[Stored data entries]
□ □ □ □ □ □ □
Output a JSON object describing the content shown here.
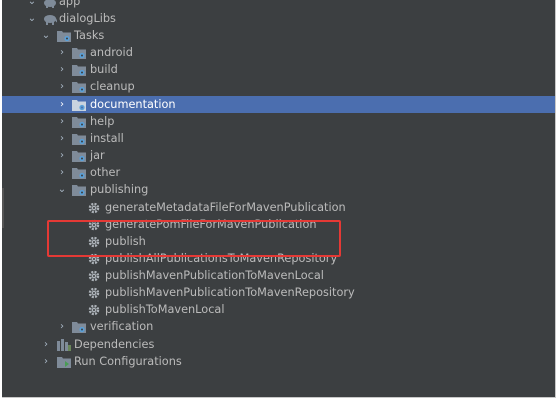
{
  "tree": {
    "app_label": "app",
    "module_label": "dialogLibs",
    "tasks_label": "Tasks",
    "task_groups": [
      "android",
      "build",
      "cleanup",
      "documentation",
      "help",
      "install",
      "jar",
      "other"
    ],
    "publishing_label": "publishing",
    "publishing_tasks": [
      "generateMetadataFileForMavenPublication",
      "generatePomFileForMavenPublication",
      "publish",
      "publishAllPublicationsToMavenRepository",
      "publishMavenPublicationToMavenLocal",
      "publishMavenPublicationToMavenRepository",
      "publishToMavenLocal"
    ],
    "verification_label": "verification",
    "dependencies_label": "Dependencies",
    "run_configurations_label": "Run Configurations",
    "selected_item": "documentation",
    "highlighted_tasks": [
      "generatePomFileForMavenPublication",
      "publish"
    ]
  },
  "colors": {
    "background": "#3c3f41",
    "selection": "#4b6eaf",
    "text": "#bbbbbb",
    "folder": "#7f8b99",
    "gear": "#aeb4ba",
    "highlight_border": "#e53935"
  },
  "icons": {
    "module": "elephant-icon",
    "folder": "folder-gear-icon",
    "task": "gear-icon",
    "dependencies": "dependencies-icon",
    "run_configurations": "run-configurations-icon"
  }
}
□ □ □ □ □ □ □
- [Exercise brief]:
The word "gear" appears in how many lines of the records? Give the number only.

- [Response]:
3